───── GIVEN RECORDS

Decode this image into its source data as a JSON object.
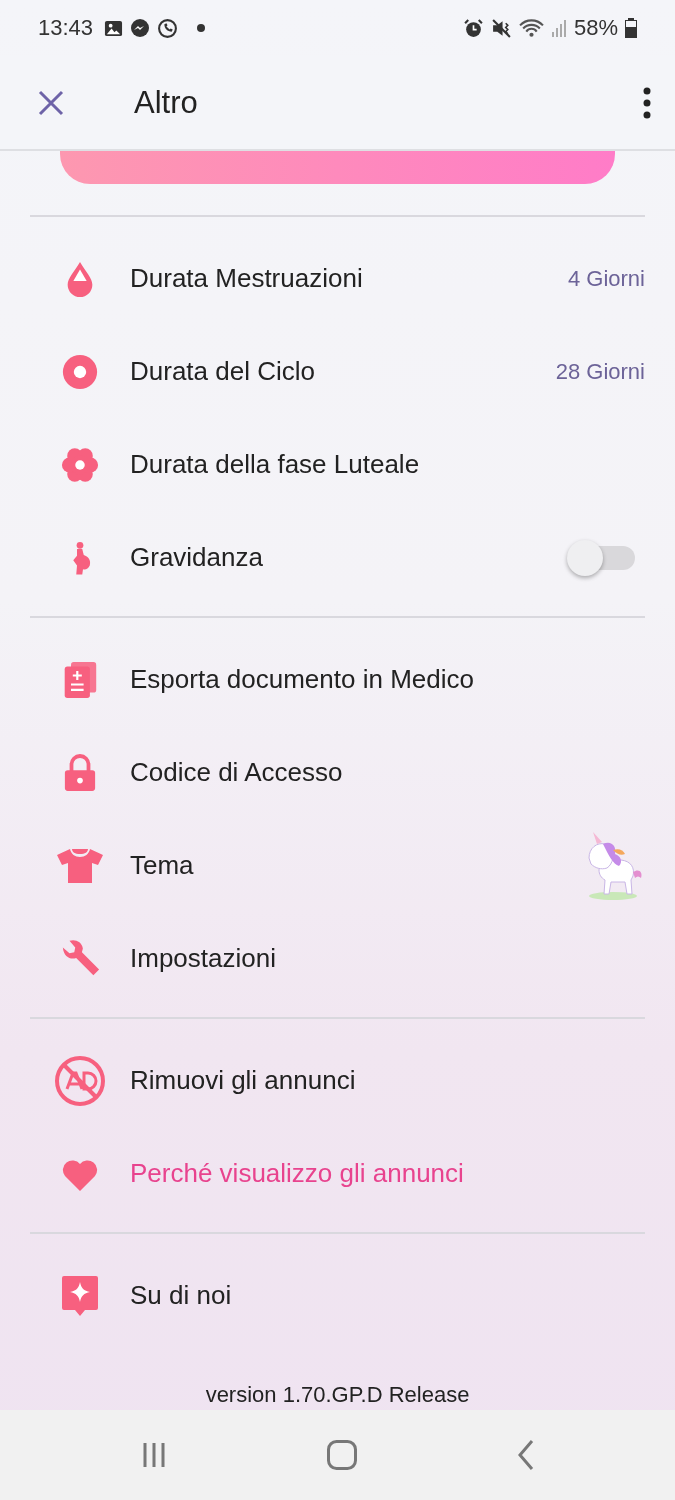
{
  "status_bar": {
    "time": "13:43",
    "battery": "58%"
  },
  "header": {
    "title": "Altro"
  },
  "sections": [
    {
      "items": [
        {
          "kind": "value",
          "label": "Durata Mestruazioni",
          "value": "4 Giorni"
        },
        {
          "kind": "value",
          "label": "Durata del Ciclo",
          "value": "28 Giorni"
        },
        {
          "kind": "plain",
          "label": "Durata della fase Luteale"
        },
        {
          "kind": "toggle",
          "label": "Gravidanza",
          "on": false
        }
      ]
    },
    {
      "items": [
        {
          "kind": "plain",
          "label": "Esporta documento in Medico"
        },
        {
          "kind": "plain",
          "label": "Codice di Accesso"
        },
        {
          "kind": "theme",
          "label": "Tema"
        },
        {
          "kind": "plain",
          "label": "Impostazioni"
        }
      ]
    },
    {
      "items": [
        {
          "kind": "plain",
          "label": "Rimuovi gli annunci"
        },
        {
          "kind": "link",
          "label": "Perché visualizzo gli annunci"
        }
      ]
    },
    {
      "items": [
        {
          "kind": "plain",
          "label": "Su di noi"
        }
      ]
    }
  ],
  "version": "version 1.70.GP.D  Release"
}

──────────

> **EXERCISE TASK**
Reproduce the full material exactly, excluding the pictures.

> **RIGHT ANSWER**
Decode this image into its source data as a JSON object.
{
  "status_bar": {
    "time": "13:43",
    "battery": "58%"
  },
  "header": {
    "title": "Altro"
  },
  "sections": [
    {
      "items": [
        {
          "kind": "value",
          "label": "Durata Mestruazioni",
          "value": "4 Giorni"
        },
        {
          "kind": "value",
          "label": "Durata del Ciclo",
          "value": "28 Giorni"
        },
        {
          "kind": "plain",
          "label": "Durata della fase Luteale"
        },
        {
          "kind": "toggle",
          "label": "Gravidanza",
          "on": false
        }
      ]
    },
    {
      "items": [
        {
          "kind": "plain",
          "label": "Esporta documento in Medico"
        },
        {
          "kind": "plain",
          "label": "Codice di Accesso"
        },
        {
          "kind": "theme",
          "label": "Tema"
        },
        {
          "kind": "plain",
          "label": "Impostazioni"
        }
      ]
    },
    {
      "items": [
        {
          "kind": "plain",
          "label": "Rimuovi gli annunci"
        },
        {
          "kind": "link",
          "label": "Perché visualizzo gli annunci"
        }
      ]
    },
    {
      "items": [
        {
          "kind": "plain",
          "label": "Su di noi"
        }
      ]
    }
  ],
  "version": "version 1.70.GP.D  Release"
}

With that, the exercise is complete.